-- SUPPLIED ENTRIES start --

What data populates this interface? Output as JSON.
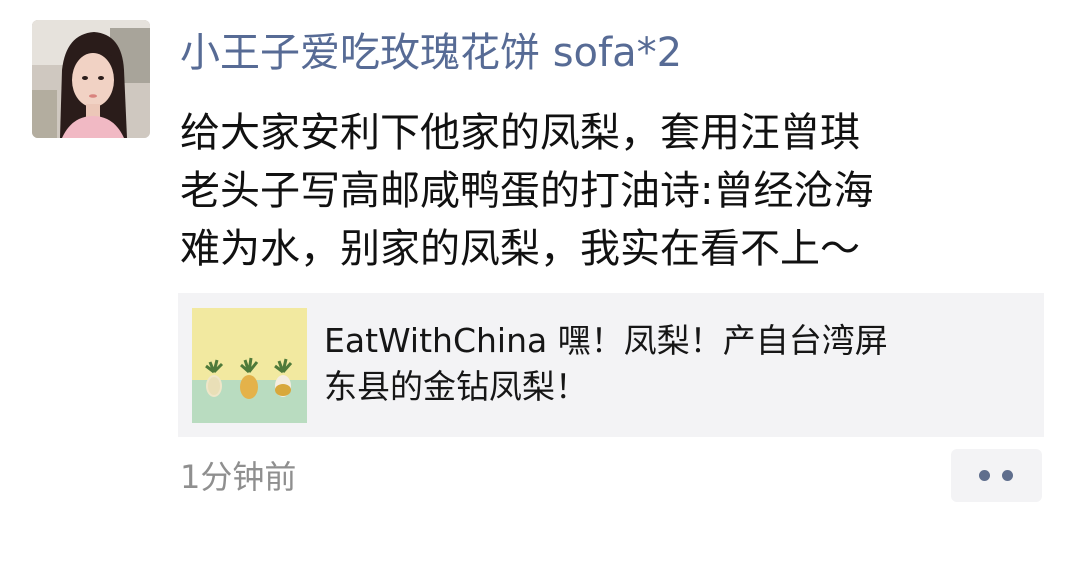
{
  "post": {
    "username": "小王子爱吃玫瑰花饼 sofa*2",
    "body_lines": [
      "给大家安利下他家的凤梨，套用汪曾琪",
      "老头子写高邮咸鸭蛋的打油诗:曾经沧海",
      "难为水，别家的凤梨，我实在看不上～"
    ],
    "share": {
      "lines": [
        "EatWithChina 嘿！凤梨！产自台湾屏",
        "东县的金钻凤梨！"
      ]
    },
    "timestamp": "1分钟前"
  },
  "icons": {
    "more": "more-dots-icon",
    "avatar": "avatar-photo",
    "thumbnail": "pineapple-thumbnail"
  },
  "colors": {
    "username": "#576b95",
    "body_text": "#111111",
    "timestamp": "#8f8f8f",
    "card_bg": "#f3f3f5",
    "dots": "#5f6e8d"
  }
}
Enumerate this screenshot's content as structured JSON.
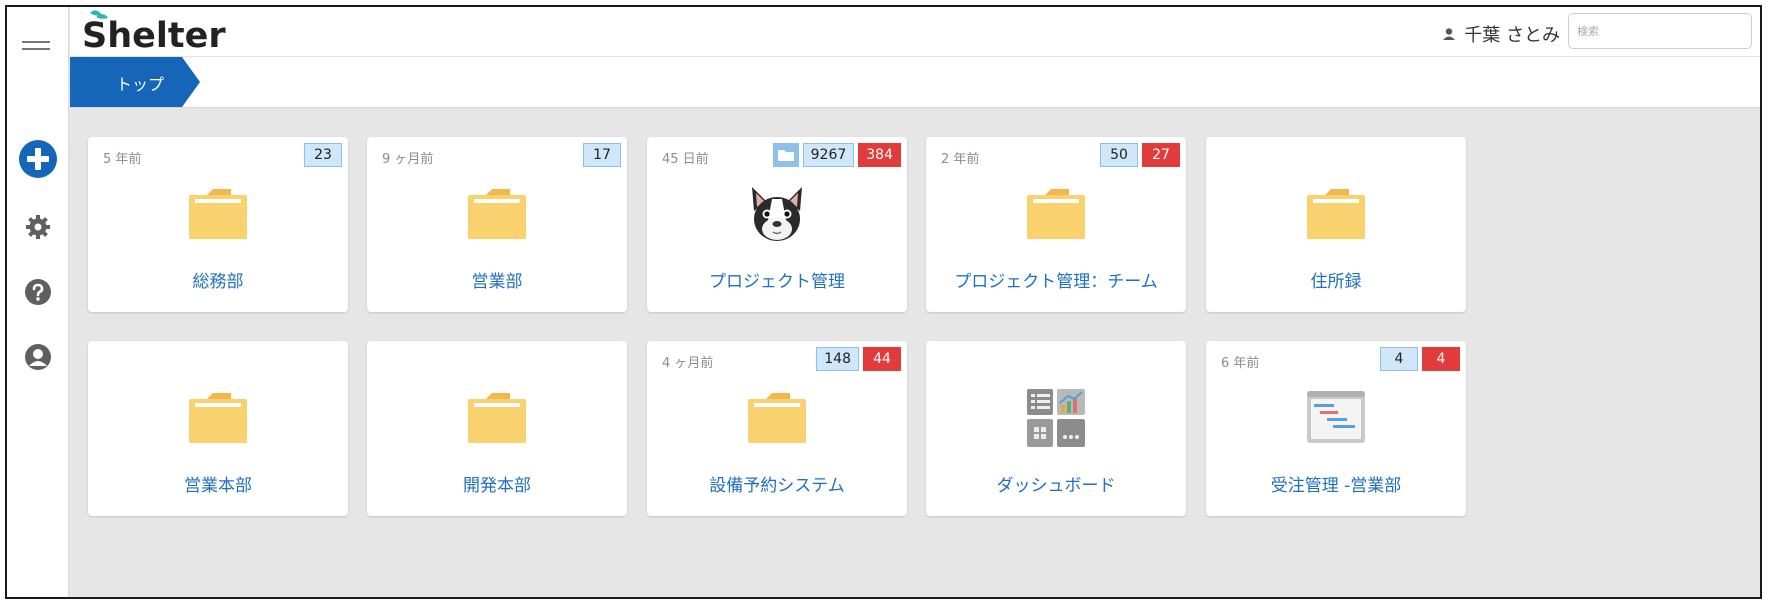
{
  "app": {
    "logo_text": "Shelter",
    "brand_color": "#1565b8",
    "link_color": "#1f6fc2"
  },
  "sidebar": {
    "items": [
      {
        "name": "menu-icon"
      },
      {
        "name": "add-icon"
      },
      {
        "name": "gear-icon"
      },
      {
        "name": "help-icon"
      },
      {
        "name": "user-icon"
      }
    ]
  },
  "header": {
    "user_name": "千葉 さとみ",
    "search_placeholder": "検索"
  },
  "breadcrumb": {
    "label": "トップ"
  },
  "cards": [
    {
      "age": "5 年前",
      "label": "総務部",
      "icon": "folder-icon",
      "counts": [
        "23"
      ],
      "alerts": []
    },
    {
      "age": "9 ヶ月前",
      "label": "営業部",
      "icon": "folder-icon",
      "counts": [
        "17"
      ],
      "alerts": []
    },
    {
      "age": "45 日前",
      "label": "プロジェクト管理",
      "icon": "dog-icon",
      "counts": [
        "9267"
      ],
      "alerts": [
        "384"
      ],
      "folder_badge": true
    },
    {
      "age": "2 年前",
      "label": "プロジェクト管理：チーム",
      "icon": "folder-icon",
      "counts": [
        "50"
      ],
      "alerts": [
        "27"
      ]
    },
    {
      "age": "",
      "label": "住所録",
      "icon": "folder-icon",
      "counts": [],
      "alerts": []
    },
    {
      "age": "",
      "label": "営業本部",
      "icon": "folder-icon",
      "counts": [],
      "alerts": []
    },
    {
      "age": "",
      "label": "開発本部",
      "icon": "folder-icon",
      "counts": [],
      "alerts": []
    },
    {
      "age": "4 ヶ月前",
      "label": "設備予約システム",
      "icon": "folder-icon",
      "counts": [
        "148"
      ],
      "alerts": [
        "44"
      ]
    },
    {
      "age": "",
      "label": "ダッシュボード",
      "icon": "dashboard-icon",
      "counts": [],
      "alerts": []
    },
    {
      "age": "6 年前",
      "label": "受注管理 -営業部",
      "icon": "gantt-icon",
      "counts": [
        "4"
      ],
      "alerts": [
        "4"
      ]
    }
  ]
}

-- SUPPLIED ENTRIES end --
-- SUPPLIED ENTRIES start --

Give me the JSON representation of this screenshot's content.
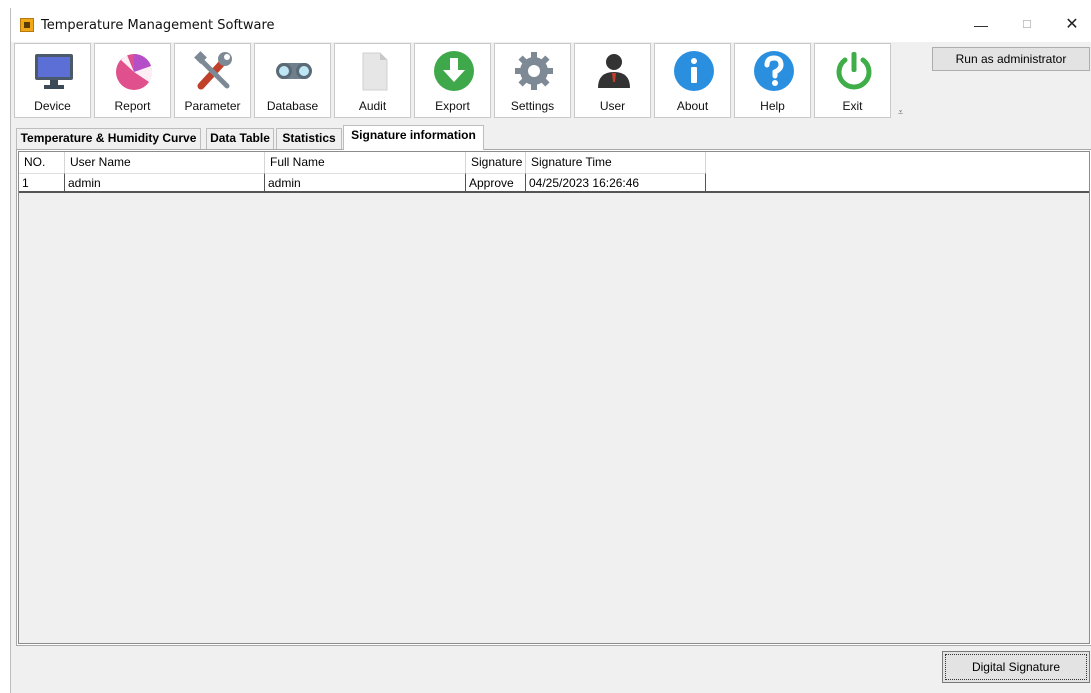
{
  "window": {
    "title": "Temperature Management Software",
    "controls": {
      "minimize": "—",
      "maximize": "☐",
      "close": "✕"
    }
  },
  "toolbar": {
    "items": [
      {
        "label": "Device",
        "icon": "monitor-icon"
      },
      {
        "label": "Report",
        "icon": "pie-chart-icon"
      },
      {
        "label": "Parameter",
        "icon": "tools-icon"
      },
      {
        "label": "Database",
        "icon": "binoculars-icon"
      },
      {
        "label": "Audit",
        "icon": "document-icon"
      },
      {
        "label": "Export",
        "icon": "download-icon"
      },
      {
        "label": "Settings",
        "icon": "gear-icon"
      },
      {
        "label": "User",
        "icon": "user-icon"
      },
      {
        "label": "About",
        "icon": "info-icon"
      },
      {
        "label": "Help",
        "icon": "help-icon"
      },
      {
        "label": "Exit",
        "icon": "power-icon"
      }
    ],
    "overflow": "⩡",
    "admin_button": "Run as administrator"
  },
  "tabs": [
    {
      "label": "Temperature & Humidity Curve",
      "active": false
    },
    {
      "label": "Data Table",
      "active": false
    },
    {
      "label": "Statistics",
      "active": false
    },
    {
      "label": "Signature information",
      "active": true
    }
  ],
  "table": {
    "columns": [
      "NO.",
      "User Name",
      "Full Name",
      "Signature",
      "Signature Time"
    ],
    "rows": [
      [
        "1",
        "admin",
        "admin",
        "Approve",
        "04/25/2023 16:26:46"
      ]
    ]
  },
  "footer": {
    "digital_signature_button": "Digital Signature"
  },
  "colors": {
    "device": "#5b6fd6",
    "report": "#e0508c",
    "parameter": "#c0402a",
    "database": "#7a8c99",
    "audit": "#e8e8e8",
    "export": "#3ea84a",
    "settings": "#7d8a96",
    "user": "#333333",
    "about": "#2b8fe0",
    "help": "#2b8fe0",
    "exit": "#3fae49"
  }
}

-- SUPPLIED ENTRIES end --

TASK INSTRUCTIONS:
Some lines of the records may hold the word "this". How many do? Answer with a number and nothing else.

EXERCISE ANSWER:
3